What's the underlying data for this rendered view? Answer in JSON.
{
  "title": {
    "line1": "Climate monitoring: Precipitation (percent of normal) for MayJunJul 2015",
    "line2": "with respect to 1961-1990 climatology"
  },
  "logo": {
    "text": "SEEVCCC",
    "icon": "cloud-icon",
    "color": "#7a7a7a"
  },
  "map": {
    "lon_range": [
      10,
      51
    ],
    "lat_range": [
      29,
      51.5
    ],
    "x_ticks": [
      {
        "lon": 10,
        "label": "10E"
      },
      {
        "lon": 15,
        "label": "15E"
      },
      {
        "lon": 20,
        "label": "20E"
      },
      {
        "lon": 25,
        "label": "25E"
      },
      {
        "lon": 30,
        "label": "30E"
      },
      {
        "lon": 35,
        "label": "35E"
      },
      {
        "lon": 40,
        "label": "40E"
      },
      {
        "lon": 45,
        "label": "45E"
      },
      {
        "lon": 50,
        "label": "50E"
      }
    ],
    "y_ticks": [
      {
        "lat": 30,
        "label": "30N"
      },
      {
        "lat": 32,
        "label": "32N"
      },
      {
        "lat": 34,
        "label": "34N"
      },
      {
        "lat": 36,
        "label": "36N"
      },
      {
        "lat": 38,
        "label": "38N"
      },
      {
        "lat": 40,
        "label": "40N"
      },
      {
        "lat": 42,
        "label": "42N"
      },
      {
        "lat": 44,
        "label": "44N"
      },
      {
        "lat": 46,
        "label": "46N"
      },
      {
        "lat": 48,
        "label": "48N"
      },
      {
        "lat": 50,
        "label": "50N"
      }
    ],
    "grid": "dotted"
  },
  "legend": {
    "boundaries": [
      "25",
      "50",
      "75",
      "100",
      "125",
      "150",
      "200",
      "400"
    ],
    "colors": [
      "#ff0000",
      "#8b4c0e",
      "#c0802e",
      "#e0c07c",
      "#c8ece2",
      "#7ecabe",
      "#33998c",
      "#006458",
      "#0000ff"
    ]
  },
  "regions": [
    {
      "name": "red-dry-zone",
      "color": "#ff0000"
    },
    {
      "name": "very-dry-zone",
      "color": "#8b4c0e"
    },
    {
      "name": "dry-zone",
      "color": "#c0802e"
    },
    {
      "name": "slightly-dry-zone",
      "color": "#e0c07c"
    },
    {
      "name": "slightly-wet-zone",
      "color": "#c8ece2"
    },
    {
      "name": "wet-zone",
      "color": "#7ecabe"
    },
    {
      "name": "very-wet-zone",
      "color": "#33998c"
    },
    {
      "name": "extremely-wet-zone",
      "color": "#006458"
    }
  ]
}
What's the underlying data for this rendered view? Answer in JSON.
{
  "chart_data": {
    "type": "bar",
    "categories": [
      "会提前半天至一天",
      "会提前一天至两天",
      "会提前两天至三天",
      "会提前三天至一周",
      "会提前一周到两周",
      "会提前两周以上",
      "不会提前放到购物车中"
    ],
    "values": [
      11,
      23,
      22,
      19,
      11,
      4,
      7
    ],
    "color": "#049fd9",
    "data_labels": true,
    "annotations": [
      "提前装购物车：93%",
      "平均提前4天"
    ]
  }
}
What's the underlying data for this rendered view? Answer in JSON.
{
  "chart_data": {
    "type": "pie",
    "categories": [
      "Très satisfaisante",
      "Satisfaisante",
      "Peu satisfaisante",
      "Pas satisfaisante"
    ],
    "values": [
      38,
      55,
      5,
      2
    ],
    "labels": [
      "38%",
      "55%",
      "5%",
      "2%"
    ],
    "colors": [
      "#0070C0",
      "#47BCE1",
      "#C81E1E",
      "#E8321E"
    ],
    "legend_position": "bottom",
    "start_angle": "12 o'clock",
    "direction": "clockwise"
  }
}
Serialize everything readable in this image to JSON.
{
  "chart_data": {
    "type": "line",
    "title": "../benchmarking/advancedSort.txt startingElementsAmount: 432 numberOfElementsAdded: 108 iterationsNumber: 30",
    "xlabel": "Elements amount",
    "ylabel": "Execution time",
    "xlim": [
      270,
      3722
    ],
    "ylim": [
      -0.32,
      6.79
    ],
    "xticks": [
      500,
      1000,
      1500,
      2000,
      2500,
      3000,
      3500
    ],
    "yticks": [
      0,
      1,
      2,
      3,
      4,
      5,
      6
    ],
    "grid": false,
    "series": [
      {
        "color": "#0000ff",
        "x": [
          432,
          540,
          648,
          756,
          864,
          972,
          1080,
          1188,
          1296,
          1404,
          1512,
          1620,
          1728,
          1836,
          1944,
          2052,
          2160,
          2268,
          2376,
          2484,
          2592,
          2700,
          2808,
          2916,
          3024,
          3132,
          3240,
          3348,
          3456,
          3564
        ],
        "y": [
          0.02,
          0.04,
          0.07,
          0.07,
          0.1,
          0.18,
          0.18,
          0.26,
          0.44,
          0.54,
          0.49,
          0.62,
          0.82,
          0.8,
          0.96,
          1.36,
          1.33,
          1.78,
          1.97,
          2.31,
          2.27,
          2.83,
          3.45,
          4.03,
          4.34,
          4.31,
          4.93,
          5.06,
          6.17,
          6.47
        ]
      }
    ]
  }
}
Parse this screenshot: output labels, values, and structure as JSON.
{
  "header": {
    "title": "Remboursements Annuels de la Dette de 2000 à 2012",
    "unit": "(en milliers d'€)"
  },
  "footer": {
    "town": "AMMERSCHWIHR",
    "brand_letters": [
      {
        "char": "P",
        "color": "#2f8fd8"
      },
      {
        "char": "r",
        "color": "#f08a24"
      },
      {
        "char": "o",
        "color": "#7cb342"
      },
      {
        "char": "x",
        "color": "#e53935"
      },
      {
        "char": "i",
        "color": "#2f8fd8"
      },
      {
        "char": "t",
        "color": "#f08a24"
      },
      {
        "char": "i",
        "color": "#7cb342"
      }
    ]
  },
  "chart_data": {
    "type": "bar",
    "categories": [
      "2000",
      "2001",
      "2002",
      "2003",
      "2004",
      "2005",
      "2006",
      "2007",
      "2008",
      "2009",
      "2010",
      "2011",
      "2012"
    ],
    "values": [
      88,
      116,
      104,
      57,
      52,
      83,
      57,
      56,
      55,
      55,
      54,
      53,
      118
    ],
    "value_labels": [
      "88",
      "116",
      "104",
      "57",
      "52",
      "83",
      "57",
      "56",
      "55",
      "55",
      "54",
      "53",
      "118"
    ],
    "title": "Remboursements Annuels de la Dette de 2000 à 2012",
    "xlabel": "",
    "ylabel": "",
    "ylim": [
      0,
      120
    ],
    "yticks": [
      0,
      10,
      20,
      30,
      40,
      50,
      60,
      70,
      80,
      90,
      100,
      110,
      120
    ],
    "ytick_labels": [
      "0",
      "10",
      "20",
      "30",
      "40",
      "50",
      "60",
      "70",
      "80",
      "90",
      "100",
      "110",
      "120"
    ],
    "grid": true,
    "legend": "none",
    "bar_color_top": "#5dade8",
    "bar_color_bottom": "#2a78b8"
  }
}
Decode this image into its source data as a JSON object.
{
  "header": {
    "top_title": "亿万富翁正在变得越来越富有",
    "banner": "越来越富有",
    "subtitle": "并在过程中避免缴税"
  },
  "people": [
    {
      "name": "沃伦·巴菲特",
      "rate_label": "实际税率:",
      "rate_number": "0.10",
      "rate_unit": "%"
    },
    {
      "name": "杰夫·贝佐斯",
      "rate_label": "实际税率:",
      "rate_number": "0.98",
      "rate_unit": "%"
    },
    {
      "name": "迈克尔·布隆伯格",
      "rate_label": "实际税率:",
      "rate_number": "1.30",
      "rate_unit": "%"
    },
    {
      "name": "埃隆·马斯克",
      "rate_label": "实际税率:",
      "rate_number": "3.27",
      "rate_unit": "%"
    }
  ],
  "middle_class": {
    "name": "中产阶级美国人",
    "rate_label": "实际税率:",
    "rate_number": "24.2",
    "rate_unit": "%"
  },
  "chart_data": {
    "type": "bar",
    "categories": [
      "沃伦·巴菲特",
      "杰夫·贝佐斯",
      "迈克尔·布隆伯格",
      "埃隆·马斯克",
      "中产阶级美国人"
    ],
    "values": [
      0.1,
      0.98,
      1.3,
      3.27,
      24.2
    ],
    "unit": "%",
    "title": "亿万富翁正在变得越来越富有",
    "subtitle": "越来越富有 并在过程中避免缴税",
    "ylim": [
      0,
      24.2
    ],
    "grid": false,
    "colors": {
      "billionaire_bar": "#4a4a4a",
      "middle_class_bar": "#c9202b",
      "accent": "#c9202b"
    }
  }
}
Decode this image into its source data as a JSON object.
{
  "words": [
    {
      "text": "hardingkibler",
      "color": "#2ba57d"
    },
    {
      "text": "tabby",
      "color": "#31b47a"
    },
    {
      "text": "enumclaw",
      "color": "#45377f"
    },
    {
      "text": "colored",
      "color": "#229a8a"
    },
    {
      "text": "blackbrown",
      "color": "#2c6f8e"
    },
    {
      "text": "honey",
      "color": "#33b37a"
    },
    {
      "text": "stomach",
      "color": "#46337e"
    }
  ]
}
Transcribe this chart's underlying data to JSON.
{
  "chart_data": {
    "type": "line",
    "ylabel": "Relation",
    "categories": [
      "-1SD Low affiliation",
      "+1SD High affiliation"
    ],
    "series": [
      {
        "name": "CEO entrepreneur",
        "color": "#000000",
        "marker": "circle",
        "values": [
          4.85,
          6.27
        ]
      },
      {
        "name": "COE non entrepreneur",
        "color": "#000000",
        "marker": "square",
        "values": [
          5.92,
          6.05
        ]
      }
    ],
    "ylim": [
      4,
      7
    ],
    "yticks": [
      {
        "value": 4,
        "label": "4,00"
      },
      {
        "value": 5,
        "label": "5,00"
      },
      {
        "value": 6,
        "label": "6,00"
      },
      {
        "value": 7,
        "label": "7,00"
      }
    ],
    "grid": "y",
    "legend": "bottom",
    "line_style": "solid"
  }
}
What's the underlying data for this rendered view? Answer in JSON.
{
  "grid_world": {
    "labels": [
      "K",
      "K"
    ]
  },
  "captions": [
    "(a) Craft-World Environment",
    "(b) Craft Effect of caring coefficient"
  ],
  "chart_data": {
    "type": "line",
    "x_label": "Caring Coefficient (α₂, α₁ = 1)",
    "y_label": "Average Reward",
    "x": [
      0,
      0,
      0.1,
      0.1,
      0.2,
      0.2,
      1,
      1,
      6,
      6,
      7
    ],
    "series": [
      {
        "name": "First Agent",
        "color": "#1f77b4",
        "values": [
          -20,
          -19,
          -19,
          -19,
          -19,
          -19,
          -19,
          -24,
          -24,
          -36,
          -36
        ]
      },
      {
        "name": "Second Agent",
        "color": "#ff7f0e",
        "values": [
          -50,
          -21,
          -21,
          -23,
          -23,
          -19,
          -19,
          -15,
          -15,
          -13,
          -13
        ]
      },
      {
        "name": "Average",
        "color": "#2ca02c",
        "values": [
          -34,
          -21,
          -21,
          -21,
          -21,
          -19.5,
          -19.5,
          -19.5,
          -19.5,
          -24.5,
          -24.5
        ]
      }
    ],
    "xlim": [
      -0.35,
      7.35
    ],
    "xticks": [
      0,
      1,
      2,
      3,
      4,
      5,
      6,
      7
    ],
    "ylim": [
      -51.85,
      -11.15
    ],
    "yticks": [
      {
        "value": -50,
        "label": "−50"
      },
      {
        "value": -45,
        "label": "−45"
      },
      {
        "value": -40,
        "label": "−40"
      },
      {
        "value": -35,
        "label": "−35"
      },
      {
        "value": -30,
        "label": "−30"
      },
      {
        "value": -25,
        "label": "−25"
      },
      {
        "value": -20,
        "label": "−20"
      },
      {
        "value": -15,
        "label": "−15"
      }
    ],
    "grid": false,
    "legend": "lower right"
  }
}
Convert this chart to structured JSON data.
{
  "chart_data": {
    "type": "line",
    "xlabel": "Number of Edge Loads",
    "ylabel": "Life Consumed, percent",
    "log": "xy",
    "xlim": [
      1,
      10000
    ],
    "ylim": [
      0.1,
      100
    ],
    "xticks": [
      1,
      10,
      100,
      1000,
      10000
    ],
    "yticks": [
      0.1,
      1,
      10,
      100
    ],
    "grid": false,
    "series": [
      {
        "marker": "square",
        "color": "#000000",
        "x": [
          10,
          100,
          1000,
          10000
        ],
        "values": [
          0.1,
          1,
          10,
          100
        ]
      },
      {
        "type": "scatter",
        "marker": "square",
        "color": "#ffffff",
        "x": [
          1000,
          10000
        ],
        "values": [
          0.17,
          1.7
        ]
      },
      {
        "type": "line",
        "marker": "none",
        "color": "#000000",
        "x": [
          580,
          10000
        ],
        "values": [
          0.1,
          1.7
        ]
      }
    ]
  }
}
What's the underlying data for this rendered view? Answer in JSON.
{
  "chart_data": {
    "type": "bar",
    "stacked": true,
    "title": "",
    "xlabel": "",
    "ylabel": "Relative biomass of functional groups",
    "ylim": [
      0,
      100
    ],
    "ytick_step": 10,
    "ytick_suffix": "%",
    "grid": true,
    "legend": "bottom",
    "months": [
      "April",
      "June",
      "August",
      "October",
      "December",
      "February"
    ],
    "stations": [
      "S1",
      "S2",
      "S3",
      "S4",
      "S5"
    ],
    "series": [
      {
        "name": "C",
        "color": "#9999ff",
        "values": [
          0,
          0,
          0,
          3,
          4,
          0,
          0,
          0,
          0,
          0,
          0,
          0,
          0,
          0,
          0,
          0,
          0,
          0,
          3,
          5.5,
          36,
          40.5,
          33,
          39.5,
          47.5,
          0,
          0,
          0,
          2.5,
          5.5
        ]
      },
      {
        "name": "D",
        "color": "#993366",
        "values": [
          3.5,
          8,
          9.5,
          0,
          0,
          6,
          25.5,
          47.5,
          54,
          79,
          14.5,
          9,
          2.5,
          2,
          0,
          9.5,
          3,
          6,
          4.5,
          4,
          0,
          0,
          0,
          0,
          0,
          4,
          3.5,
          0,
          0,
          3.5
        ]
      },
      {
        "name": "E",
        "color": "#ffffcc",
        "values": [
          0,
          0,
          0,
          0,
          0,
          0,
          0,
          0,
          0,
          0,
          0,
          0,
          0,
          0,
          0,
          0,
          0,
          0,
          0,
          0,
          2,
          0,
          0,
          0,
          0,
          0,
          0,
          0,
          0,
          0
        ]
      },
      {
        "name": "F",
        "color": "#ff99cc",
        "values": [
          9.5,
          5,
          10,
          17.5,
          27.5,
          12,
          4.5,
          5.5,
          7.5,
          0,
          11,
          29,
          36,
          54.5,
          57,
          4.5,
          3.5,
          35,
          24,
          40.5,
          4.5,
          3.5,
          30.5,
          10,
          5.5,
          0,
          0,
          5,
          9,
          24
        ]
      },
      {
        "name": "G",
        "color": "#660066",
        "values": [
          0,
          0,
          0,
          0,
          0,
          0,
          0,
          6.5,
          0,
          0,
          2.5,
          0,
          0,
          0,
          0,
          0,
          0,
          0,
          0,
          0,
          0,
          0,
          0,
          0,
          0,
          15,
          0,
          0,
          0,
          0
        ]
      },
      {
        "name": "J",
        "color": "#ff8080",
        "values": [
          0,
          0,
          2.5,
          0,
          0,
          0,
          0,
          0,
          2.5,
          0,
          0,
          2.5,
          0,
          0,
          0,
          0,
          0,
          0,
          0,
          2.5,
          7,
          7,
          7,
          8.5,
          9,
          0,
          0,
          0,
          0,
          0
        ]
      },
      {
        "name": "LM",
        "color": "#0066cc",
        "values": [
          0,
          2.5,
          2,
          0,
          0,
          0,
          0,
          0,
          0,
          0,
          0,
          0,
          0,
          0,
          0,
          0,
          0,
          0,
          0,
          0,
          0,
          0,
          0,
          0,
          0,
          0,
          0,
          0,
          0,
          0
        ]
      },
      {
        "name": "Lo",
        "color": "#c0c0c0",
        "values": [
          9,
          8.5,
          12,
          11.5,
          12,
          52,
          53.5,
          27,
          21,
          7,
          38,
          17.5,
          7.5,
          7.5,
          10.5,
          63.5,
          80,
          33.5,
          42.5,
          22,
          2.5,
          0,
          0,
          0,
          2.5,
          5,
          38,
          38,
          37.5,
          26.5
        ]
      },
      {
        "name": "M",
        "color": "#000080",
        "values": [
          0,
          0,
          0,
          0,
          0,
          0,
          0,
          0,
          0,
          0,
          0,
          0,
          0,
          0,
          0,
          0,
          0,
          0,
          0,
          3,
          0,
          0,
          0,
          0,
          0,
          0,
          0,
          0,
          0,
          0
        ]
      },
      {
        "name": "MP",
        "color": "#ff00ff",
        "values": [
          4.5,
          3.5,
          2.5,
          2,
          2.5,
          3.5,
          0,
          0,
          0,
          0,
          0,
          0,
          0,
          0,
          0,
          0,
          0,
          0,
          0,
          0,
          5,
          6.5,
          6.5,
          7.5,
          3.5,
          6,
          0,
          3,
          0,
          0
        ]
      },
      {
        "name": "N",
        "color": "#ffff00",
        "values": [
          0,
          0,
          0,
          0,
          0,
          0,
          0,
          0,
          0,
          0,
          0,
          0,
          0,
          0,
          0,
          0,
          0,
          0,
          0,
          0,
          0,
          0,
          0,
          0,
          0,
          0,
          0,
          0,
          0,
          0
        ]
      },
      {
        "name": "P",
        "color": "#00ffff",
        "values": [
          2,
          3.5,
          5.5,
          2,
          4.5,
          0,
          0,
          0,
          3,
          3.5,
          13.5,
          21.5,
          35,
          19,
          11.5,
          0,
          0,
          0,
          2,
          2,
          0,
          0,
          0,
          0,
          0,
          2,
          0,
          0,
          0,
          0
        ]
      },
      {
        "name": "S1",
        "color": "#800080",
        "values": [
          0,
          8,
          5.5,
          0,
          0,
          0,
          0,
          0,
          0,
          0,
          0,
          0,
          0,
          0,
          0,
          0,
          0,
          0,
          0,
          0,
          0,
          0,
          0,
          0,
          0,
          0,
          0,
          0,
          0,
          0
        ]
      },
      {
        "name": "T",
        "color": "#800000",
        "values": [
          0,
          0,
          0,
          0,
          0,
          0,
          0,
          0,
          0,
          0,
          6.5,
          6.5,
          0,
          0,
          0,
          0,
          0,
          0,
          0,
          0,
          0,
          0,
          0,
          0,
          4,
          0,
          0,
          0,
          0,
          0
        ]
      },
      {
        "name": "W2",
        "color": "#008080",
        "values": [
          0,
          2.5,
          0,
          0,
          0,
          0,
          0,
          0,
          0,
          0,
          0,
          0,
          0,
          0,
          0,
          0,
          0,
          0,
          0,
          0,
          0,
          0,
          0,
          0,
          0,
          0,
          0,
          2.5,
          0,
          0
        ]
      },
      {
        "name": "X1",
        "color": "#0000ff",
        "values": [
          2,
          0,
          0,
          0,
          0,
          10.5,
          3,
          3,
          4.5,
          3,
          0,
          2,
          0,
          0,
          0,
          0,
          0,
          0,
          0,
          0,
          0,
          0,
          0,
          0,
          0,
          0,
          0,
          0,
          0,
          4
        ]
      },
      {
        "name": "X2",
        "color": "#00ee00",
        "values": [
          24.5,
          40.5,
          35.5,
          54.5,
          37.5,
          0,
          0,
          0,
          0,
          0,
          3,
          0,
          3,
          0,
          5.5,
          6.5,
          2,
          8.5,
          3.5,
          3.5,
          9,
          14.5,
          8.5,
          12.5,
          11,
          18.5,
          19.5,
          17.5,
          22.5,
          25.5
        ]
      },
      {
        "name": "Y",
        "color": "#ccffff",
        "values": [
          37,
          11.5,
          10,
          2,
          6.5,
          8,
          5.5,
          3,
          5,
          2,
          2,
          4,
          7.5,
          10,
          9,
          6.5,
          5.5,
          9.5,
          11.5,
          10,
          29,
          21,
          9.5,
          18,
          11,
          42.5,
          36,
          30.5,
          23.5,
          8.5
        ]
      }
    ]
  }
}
------------------------------------
**Goal**. Find the lines that include the string "zone", then copy each of them.

**Output of the exercise**.
      "name": "red-dry-zone",
      "name": "very-dry-zone",
      "name": "dry-zone",
      "name": "slightly-dry-zone",
      "name": "slightly-wet-zone",
      "name": "wet-zone",
      "name": "very-wet-zone",
      "name": "extremely-wet-zone",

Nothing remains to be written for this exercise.